→ PROMPT:
Wherever the string "screenshot" shows up in a line, count that line. Give the total alone.

→ DATA ENTRIES:
╔══
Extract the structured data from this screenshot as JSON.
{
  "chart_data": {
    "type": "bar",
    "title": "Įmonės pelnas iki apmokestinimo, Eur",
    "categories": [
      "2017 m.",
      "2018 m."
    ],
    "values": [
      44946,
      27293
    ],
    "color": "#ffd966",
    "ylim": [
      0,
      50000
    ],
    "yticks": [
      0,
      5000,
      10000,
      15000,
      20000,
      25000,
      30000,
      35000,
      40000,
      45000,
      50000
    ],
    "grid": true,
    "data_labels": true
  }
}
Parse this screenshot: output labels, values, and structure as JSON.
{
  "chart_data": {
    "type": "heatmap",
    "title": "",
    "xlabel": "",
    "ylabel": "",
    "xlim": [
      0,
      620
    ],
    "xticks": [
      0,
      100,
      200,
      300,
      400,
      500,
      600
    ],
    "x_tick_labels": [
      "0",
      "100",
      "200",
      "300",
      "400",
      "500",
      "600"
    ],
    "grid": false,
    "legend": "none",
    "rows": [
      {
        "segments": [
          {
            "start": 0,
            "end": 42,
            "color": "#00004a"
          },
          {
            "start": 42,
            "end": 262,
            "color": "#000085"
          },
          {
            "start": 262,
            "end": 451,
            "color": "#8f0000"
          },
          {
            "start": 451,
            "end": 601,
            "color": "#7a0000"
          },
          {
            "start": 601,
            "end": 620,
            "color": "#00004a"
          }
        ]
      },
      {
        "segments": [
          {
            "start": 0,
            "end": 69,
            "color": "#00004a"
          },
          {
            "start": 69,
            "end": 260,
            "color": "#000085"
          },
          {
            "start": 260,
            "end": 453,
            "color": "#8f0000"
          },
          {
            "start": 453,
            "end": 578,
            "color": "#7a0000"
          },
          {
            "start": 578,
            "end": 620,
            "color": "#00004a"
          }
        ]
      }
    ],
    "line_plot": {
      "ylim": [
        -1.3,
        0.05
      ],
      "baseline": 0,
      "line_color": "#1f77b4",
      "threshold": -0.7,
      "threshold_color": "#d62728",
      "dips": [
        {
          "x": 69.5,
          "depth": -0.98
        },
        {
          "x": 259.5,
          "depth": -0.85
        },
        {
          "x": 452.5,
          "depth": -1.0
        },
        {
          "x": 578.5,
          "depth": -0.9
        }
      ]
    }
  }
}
╚══
→ THE OUTPUT:
2